Transcribe the material below exactly as it appears.

----- Records -----

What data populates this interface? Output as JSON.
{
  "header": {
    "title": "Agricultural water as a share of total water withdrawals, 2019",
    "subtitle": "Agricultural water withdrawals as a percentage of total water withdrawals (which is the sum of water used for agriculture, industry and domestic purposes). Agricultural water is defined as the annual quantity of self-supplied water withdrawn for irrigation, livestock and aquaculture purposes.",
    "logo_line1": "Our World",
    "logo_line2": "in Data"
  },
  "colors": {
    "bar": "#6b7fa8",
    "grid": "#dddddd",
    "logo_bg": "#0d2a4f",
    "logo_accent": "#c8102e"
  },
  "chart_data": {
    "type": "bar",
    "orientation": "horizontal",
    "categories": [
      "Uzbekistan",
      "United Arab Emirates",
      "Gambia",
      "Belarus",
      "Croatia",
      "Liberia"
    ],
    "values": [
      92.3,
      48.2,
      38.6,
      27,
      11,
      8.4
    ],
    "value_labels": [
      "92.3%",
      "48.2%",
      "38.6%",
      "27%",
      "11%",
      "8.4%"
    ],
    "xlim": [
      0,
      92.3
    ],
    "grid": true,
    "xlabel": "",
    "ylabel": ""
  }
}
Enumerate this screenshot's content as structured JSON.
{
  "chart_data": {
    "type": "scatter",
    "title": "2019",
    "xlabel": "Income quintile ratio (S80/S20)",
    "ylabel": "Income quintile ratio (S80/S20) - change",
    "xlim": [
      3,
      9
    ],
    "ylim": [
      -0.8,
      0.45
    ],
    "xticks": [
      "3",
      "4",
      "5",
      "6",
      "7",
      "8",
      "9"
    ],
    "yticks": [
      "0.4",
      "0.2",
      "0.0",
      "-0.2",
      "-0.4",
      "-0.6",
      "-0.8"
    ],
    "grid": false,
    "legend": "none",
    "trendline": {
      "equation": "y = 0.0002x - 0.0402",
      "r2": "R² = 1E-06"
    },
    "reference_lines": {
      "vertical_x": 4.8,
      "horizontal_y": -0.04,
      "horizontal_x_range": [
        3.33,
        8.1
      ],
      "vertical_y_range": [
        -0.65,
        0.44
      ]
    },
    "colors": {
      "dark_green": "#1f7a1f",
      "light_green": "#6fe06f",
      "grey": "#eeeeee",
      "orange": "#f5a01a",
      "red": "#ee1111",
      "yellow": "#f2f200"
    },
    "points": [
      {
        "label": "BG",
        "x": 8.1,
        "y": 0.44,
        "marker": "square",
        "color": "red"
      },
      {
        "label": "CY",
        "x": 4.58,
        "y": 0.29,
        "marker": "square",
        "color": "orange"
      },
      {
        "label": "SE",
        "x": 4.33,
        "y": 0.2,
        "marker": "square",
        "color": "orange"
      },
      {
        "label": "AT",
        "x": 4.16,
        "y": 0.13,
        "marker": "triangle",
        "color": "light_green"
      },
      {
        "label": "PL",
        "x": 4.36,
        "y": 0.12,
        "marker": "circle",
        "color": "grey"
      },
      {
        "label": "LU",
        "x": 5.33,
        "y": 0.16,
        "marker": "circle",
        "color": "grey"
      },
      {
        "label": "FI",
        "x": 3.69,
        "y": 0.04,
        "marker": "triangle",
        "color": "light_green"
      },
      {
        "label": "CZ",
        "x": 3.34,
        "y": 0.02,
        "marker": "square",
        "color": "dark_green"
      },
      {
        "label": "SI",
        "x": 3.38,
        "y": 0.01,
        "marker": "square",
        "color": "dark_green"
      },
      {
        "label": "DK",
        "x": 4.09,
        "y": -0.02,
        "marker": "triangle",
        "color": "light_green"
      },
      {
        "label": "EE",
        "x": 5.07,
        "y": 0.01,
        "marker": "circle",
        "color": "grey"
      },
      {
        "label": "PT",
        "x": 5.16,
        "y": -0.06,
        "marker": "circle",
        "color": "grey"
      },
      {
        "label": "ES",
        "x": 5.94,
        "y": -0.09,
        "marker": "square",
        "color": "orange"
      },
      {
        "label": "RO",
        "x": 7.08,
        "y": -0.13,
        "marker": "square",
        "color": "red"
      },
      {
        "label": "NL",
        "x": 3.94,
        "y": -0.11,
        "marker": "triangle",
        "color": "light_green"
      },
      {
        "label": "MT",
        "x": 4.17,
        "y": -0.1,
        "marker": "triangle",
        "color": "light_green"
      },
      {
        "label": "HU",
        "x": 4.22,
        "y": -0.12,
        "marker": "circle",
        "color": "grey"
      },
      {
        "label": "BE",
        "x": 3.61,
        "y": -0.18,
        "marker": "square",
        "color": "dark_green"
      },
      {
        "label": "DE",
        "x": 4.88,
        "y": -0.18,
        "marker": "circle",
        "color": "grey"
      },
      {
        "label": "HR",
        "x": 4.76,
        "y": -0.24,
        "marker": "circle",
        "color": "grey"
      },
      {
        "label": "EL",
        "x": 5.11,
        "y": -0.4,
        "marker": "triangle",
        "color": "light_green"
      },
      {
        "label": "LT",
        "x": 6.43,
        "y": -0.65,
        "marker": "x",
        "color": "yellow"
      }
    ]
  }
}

-----

* Result
What data populates this interface? Output as JSON.
{
  "header": {
    "title": "Agricultural water as a share of total water withdrawals, 2019",
    "subtitle": "Agricultural water withdrawals as a percentage of total water withdrawals (which is the sum of water used for agriculture, industry and domestic purposes). Agricultural water is defined as the annual quantity of self-supplied water withdrawn for irrigation, livestock and aquaculture purposes.",
    "logo_line1": "Our World",
    "logo_line2": "in Data"
  },
  "colors": {
    "bar": "#6b7fa8",
    "grid": "#dddddd",
    "logo_bg": "#0d2a4f",
    "logo_accent": "#c8102e"
  },
  "chart_data": {
    "type": "bar",
    "orientation": "horizontal",
    "categories": [
      "Uzbekistan",
      "United Arab Emirates",
      "Gambia",
      "Belarus",
      "Croatia",
      "Liberia"
    ],
    "values": [
      92.3,
      48.2,
      38.6,
      27,
      11,
      8.4
    ],
    "value_labels": [
      "92.3%",
      "48.2%",
      "38.6%",
      "27%",
      "11%",
      "8.4%"
    ],
    "xlim": [
      0,
      92.3
    ],
    "grid": true,
    "xlabel": "",
    "ylabel": ""
  }
}
Enumerate this screenshot's content as structured JSON.
{
  "chart_data": {
    "type": "scatter",
    "title": "2019",
    "xlabel": "Income quintile ratio (S80/S20)",
    "ylabel": "Income quintile ratio (S80/S20) - change",
    "xlim": [
      3,
      9
    ],
    "ylim": [
      -0.8,
      0.45
    ],
    "xticks": [
      "3",
      "4",
      "5",
      "6",
      "7",
      "8",
      "9"
    ],
    "yticks": [
      "0.4",
      "0.2",
      "0.0",
      "-0.2",
      "-0.4",
      "-0.6",
      "-0.8"
    ],
    "grid": false,
    "legend": "none",
    "trendline": {
      "equation": "y = 0.0002x - 0.0402",
      "r2": "R² = 1E-06"
    },
    "reference_lines": {
      "vertical_x": 4.8,
      "horizontal_y": -0.04,
      "horizontal_x_range": [
        3.33,
        8.1
      ],
      "vertical_y_range": [
        -0.65,
        0.44
      ]
    },
    "colors": {
      "dark_green": "#1f7a1f",
      "light_green": "#6fe06f",
      "grey": "#eeeeee",
      "orange": "#f5a01a",
      "red": "#ee1111",
      "yellow": "#f2f200"
    },
    "points": [
      {
        "label": "BG",
        "x": 8.1,
        "y": 0.44,
        "marker": "square",
        "color": "red"
      },
      {
        "label": "CY",
        "x": 4.58,
        "y": 0.29,
        "marker": "square",
        "color": "orange"
      },
      {
        "label": "SE",
        "x": 4.33,
        "y": 0.2,
        "marker": "square",
        "color": "orange"
      },
      {
        "label": "AT",
        "x": 4.16,
        "y": 0.13,
        "marker": "triangle",
        "color": "light_green"
      },
      {
        "label": "PL",
        "x": 4.36,
        "y": 0.12,
        "marker": "circle",
        "color": "grey"
      },
      {
        "label": "LU",
        "x": 5.33,
        "y": 0.16,
        "marker": "circle",
        "color": "grey"
      },
      {
        "label": "FI",
        "x": 3.69,
        "y": 0.04,
        "marker": "triangle",
        "color": "light_green"
      },
      {
        "label": "CZ",
        "x": 3.34,
        "y": 0.02,
        "marker": "square",
        "color": "dark_green"
      },
      {
        "label": "SI",
        "x": 3.38,
        "y": 0.01,
        "marker": "square",
        "color": "dark_green"
      },
      {
        "label": "DK",
        "x": 4.09,
        "y": -0.02,
        "marker": "triangle",
        "color": "light_green"
      },
      {
        "label": "EE",
        "x": 5.07,
        "y": 0.01,
        "marker": "circle",
        "color": "grey"
      },
      {
        "label": "PT",
        "x": 5.16,
        "y": -0.06,
        "marker": "circle",
        "color": "grey"
      },
      {
        "label": "ES",
        "x": 5.94,
        "y": -0.09,
        "marker": "square",
        "color": "orange"
      },
      {
        "label": "RO",
        "x": 7.08,
        "y": -0.13,
        "marker": "square",
        "color": "red"
      },
      {
        "label": "NL",
        "x": 3.94,
        "y": -0.11,
        "marker": "triangle",
        "color": "light_green"
      },
      {
        "label": "MT",
        "x": 4.17,
        "y": -0.1,
        "marker": "triangle",
        "color": "light_green"
      },
      {
        "label": "HU",
        "x": 4.22,
        "y": -0.12,
        "marker": "circle",
        "color": "grey"
      },
      {
        "label": "BE",
        "x": 3.61,
        "y": -0.18,
        "marker": "square",
        "color": "dark_green"
      },
      {
        "label": "DE",
        "x": 4.88,
        "y": -0.18,
        "marker": "circle",
        "color": "grey"
      },
      {
        "label": "HR",
        "x": 4.76,
        "y": -0.24,
        "marker": "circle",
        "color": "grey"
      },
      {
        "label": "EL",
        "x": 5.11,
        "y": -0.4,
        "marker": "triangle",
        "color": "light_green"
      },
      {
        "label": "LT",
        "x": 6.43,
        "y": -0.65,
        "marker": "x",
        "color": "yellow"
      }
    ]
  }
}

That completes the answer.